Set problem:
Quote the entries verbatim, starting at the first line and ending at the line that contains "echo-pixel <box>355 245 358 248</box>", including both of those lines.

Spatial layout entries
------------------------------------------------------------

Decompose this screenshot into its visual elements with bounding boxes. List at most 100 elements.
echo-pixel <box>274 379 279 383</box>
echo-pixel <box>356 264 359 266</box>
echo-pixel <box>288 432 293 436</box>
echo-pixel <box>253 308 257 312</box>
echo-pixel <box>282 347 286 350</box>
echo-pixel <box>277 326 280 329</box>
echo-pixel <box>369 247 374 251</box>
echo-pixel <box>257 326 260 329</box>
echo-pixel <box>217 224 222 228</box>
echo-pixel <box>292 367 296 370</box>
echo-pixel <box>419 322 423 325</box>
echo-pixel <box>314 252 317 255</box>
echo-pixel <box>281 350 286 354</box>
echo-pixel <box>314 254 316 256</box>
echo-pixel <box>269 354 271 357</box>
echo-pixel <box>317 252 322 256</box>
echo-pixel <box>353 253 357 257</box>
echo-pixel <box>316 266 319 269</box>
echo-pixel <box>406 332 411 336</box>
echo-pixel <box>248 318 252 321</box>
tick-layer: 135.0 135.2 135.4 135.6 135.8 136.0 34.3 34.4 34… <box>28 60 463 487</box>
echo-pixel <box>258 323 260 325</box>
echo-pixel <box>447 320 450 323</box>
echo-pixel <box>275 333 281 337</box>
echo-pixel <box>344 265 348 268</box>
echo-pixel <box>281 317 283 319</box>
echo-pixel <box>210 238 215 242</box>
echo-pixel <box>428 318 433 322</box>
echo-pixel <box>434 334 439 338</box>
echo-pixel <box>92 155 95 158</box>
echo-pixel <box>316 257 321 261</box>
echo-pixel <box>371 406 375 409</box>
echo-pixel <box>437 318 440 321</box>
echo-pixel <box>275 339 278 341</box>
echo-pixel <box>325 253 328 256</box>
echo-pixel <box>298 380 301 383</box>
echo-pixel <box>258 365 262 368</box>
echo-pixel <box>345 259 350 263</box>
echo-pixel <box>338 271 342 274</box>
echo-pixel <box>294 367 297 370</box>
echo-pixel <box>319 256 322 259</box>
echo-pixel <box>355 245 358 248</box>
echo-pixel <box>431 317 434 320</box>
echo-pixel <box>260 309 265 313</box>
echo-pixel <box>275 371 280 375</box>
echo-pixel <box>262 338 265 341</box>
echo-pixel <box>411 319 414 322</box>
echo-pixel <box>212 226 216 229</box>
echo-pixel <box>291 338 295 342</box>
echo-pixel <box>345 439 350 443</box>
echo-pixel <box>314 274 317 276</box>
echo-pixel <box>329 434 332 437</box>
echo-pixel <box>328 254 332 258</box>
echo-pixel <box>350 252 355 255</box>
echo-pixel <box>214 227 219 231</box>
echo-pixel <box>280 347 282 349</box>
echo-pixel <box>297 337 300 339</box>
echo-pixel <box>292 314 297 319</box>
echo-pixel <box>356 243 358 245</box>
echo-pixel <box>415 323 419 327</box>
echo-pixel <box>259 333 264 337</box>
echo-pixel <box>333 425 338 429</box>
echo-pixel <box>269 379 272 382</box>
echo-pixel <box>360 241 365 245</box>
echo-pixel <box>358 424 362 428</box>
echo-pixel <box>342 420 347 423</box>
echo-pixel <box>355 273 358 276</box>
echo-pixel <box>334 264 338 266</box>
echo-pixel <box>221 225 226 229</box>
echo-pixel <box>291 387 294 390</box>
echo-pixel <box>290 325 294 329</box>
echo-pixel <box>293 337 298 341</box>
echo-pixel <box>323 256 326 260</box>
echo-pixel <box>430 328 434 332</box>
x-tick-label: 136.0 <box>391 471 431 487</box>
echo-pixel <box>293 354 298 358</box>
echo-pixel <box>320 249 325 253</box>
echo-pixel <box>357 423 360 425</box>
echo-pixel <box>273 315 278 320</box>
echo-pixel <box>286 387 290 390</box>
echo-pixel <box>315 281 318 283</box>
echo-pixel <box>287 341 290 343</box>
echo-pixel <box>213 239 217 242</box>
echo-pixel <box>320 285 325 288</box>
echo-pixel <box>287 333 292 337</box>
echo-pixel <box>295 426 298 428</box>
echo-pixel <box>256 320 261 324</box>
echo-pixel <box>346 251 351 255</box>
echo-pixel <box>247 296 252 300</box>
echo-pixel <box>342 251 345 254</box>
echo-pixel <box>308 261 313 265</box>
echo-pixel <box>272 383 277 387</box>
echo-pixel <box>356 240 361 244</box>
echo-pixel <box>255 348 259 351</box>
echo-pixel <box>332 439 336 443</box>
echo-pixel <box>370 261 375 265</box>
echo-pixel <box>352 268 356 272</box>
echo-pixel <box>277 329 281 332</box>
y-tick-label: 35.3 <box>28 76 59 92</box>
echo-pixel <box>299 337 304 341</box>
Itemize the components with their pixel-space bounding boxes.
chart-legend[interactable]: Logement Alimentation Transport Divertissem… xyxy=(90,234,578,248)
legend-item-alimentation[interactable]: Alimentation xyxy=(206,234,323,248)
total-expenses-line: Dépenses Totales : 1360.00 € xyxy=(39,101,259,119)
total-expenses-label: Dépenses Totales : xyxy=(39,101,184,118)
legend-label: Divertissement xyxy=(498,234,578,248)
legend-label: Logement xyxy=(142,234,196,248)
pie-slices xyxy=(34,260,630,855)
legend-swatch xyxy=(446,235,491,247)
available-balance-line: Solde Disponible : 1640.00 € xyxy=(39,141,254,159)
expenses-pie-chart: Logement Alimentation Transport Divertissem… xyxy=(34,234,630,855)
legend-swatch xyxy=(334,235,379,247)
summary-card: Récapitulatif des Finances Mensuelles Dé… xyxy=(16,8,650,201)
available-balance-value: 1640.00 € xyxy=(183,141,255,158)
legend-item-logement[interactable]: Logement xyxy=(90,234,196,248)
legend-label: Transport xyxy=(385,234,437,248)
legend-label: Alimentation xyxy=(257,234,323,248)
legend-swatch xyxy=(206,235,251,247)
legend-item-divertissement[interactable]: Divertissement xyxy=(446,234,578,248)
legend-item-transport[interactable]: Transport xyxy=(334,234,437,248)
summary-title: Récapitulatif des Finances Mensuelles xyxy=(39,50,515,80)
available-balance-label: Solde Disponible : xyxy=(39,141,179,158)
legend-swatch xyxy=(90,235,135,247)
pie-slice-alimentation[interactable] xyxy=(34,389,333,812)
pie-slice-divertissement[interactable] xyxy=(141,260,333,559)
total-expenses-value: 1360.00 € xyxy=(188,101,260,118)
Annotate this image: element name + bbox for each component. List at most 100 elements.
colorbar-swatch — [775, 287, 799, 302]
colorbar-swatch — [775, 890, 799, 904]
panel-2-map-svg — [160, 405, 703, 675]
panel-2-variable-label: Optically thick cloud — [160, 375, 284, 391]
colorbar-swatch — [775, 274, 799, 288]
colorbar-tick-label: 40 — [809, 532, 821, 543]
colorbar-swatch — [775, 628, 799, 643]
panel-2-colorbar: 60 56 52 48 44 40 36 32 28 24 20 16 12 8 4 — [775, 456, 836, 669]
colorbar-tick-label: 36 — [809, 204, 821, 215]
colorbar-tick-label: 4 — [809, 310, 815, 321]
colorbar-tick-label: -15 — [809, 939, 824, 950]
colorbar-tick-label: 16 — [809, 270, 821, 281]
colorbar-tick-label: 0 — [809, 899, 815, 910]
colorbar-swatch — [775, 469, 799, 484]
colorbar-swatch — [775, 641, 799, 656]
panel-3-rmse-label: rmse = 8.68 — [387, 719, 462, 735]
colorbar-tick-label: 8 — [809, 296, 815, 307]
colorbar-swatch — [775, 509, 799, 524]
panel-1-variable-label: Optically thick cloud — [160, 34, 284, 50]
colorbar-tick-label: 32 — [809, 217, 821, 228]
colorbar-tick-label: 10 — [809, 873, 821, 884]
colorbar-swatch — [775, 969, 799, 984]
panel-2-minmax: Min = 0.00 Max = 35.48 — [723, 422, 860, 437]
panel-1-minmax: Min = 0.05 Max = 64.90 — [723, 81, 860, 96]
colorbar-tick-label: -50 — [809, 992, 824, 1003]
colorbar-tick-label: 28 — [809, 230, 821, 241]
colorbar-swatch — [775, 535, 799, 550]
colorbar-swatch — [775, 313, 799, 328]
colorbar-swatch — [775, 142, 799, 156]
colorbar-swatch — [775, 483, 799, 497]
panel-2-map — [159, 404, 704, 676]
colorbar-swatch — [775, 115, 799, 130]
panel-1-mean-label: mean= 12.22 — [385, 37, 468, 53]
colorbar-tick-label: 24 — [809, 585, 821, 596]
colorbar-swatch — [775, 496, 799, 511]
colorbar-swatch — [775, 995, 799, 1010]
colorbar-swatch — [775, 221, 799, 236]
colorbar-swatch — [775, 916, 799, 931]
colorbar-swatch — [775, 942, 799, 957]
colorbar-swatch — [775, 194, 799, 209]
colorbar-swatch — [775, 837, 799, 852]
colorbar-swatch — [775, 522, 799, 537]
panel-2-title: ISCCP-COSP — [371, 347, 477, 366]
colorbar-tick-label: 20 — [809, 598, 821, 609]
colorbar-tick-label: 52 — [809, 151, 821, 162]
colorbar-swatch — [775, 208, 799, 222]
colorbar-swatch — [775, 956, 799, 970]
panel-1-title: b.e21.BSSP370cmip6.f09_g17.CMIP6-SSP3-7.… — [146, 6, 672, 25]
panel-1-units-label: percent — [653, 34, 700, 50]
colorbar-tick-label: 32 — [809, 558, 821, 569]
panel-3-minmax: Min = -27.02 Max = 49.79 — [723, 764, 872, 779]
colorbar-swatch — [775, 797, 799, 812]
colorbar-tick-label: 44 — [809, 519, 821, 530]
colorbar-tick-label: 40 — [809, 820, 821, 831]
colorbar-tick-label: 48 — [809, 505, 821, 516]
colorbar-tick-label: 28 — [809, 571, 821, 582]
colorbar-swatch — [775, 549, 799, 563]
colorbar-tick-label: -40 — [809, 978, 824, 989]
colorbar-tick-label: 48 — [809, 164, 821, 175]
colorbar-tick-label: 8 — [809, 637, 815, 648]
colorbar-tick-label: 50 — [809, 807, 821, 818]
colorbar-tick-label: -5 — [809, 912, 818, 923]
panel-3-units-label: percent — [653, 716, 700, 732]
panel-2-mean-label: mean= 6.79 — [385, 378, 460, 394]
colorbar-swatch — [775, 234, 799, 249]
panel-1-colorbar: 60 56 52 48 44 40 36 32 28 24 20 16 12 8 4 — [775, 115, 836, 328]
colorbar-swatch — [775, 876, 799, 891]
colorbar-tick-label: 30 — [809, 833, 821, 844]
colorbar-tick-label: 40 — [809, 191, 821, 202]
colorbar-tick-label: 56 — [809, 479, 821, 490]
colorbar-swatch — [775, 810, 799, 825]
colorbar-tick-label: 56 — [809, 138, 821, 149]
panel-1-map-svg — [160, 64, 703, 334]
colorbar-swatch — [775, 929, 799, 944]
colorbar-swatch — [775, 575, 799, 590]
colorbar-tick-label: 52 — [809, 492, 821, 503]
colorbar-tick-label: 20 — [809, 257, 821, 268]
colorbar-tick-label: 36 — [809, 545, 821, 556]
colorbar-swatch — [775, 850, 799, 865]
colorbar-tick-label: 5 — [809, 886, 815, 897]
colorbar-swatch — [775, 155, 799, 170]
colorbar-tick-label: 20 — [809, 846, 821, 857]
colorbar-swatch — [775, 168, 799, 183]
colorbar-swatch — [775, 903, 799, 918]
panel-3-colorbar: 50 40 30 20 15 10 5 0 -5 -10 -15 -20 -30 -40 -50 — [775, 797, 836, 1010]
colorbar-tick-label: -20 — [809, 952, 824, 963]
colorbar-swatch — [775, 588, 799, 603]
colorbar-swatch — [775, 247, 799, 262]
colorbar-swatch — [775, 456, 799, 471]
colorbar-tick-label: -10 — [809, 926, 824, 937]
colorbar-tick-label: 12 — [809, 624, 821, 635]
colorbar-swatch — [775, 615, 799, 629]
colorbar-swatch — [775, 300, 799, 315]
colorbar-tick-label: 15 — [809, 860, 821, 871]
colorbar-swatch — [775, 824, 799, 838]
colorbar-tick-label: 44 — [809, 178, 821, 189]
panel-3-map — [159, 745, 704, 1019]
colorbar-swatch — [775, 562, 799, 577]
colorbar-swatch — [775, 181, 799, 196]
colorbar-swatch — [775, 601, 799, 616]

------------------------------------------------------------

Result:
Decompose this screenshot into its visual elements with bounding boxes. List at most 100 elements.
echo-pixel <box>274 379 279 383</box>
echo-pixel <box>356 264 359 266</box>
echo-pixel <box>288 432 293 436</box>
echo-pixel <box>253 308 257 312</box>
echo-pixel <box>282 347 286 350</box>
echo-pixel <box>277 326 280 329</box>
echo-pixel <box>369 247 374 251</box>
echo-pixel <box>257 326 260 329</box>
echo-pixel <box>217 224 222 228</box>
echo-pixel <box>292 367 296 370</box>
echo-pixel <box>419 322 423 325</box>
echo-pixel <box>314 252 317 255</box>
echo-pixel <box>281 350 286 354</box>
echo-pixel <box>314 254 316 256</box>
echo-pixel <box>269 354 271 357</box>
echo-pixel <box>317 252 322 256</box>
echo-pixel <box>353 253 357 257</box>
echo-pixel <box>316 266 319 269</box>
echo-pixel <box>406 332 411 336</box>
echo-pixel <box>248 318 252 321</box>
tick-layer: 135.0 135.2 135.4 135.6 135.8 136.0 34.3 34.4 34… <box>28 60 463 487</box>
echo-pixel <box>258 323 260 325</box>
echo-pixel <box>447 320 450 323</box>
echo-pixel <box>275 333 281 337</box>
echo-pixel <box>344 265 348 268</box>
echo-pixel <box>281 317 283 319</box>
echo-pixel <box>210 238 215 242</box>
echo-pixel <box>428 318 433 322</box>
echo-pixel <box>434 334 439 338</box>
echo-pixel <box>92 155 95 158</box>
echo-pixel <box>316 257 321 261</box>
echo-pixel <box>371 406 375 409</box>
echo-pixel <box>437 318 440 321</box>
echo-pixel <box>275 339 278 341</box>
echo-pixel <box>325 253 328 256</box>
echo-pixel <box>298 380 301 383</box>
echo-pixel <box>258 365 262 368</box>
echo-pixel <box>345 259 350 263</box>
echo-pixel <box>338 271 342 274</box>
echo-pixel <box>294 367 297 370</box>
echo-pixel <box>319 256 322 259</box>
echo-pixel <box>355 245 358 248</box>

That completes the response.